■ **ENTRIES PROVIDED**
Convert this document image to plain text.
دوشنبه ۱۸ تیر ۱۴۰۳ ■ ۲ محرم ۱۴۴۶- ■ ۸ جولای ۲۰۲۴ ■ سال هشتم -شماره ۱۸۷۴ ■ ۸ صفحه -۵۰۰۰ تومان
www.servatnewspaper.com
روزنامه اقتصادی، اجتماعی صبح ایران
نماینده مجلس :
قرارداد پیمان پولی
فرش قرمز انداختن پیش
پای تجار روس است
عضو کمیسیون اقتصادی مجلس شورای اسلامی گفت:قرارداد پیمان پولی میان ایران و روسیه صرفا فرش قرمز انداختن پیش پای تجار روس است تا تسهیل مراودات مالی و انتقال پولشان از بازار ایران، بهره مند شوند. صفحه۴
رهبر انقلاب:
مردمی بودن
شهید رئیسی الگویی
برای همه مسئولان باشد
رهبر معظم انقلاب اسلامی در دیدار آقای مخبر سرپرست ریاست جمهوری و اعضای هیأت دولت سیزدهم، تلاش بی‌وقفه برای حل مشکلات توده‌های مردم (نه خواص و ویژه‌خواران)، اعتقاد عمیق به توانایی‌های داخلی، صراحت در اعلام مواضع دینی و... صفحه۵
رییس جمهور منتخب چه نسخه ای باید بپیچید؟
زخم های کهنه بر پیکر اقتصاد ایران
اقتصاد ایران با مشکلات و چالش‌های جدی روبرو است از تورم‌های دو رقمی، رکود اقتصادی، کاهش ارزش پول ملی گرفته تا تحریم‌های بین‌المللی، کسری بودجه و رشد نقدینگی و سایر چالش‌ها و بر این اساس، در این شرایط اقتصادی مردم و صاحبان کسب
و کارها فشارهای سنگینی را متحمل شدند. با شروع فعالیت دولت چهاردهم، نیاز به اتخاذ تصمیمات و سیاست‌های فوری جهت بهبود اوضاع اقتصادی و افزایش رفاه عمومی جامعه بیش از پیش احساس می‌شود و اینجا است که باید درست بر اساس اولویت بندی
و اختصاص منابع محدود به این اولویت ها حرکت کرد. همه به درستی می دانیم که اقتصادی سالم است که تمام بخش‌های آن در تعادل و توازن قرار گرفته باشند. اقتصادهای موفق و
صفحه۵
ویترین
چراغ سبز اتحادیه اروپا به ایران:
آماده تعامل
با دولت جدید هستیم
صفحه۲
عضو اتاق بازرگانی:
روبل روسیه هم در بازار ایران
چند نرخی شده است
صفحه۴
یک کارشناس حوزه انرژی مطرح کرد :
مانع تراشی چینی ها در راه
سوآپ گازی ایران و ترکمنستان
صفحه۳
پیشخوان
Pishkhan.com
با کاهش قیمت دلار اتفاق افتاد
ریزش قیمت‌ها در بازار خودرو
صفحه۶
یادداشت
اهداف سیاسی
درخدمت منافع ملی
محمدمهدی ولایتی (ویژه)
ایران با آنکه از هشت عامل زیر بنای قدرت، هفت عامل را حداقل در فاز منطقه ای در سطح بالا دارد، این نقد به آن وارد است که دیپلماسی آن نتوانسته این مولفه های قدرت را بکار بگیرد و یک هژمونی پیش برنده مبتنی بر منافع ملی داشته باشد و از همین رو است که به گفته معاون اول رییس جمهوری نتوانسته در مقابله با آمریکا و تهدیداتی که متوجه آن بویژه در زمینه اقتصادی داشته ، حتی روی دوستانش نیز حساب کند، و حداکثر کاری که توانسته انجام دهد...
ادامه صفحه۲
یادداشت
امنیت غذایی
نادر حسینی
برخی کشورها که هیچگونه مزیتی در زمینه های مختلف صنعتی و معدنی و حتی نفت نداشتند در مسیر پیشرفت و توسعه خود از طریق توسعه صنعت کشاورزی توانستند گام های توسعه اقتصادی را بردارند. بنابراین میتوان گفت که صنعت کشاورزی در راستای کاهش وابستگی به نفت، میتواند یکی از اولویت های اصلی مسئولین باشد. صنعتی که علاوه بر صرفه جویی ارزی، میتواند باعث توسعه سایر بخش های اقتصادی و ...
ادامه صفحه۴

■ **WHAT TO PRODUCE**
Recopy the entries above in their entirety, exactly.

■ **RESPONSE TO THIS TASK**
Convert this document image to plain text.
دوشنبه ۱۸ تیر ۱۴۰۳ ■ ۲ محرم ۱۴۴۶- ■ ۸ جولای ۲۰۲۴ ■ سال هشتم -شماره ۱۸۷۴ ■ ۸ صفحه -۵۰۰۰ تومان
www.servatnewspaper.com
روزنامه اقتصادی، اجتماعی صبح ایران
نماینده مجلس :
قرارداد پیمان پولی
فرش قرمز انداختن پیش
پای تجار روس است
عضو کمیسیون اقتصادی مجلس شورای اسلامی گفت:قرارداد پیمان پولی میان ایران و روسیه صرفا فرش قرمز انداختن پیش پای تجار روس است تا تسهیل مراودات مالی و انتقال پولشان از بازار ایران، بهره مند شوند. صفحه۴
رهبر انقلاب:
مردمی بودن
شهید رئیسی الگویی
برای همه مسئولان باشد
رهبر معظم انقلاب اسلامی در دیدار آقای مخبر سرپرست ریاست جمهوری و اعضای هیأت دولت سیزدهم، تلاش بی‌وقفه برای حل مشکلات توده‌های مردم (نه خواص و ویژه‌خواران)، اعتقاد عمیق به توانایی‌های داخلی، صراحت در اعلام مواضع دینی و... صفحه۵
رییس جمهور منتخب چه نسخه ای باید بپیچید؟
زخم های کهنه بر پیکر اقتصاد ایران
اقتصاد ایران با مشکلات و چالش‌های جدی روبرو است از تورم‌های دو رقمی، رکود اقتصادی، کاهش ارزش پول ملی گرفته تا تحریم‌های بین‌المللی، کسری بودجه و رشد نقدینگی و سایر چالش‌ها و بر این اساس، در این شرایط اقتصادی مردم و صاحبان کسب
و کارها فشارهای سنگینی را متحمل شدند. با شروع فعالیت دولت چهاردهم، نیاز به اتخاذ تصمیمات و سیاست‌های فوری جهت بهبود اوضاع اقتصادی و افزایش رفاه عمومی جامعه بیش از پیش احساس می‌شود و اینجا است که باید درست بر اساس اولویت بندی
و اختصاص منابع محدود به این اولویت ها حرکت کرد. همه به درستی می دانیم که اقتصادی سالم است که تمام بخش‌های آن در تعادل و توازن قرار گرفته باشند. اقتصادهای موفق و
صفحه۵
ویترین
چراغ سبز اتحادیه اروپا به ایران:
آماده تعامل
با دولت جدید هستیم
صفحه۲
عضو اتاق بازرگانی:
روبل روسیه هم در بازار ایران
چند نرخی شده است
صفحه۴
یک کارشناس حوزه انرژی مطرح کرد :
مانع تراشی چینی ها در راه
سوآپ گازی ایران و ترکمنستان
صفحه۳
پیشخوان
Pishkhan.com
با کاهش قیمت دلار اتفاق افتاد
ریزش قیمت‌ها در بازار خودرو
صفحه۶
یادداشت
اهداف سیاسی
درخدمت منافع ملی
محمدمهدی ولایتی (ویژه)
ایران با آنکه از هشت عامل زیر بنای قدرت، هفت عامل را حداقل در فاز منطقه ای در سطح بالا دارد، این نقد به آن وارد است که دیپلماسی آن نتوانسته این مولفه های قدرت را بکار بگیرد و یک هژمونی پیش برنده مبتنی بر منافع ملی داشته باشد و از همین رو است که به گفته معاون اول رییس جمهوری نتوانسته در مقابله با آمریکا و تهدیداتی که متوجه آن بویژه در زمینه اقتصادی داشته ، حتی روی دوستانش نیز حساب کند، و حداکثر کاری که توانسته انجام دهد...
ادامه صفحه۲
یادداشت
امنیت غذایی
نادر حسینی
برخی کشورها که هیچگونه مزیتی در زمینه های مختلف صنعتی و معدنی و حتی نفت نداشتند در مسیر پیشرفت و توسعه خود از طریق توسعه صنعت کشاورزی توانستند گام های توسعه اقتصادی را بردارند. بنابراین میتوان گفت که صنعت کشاورزی در راستای کاهش وابستگی به نفت، میتواند یکی از اولویت های اصلی مسئولین باشد. صنعتی که علاوه بر صرفه جویی ارزی، میتواند باعث توسعه سایر بخش های اقتصادی و ...
ادامه صفحه۴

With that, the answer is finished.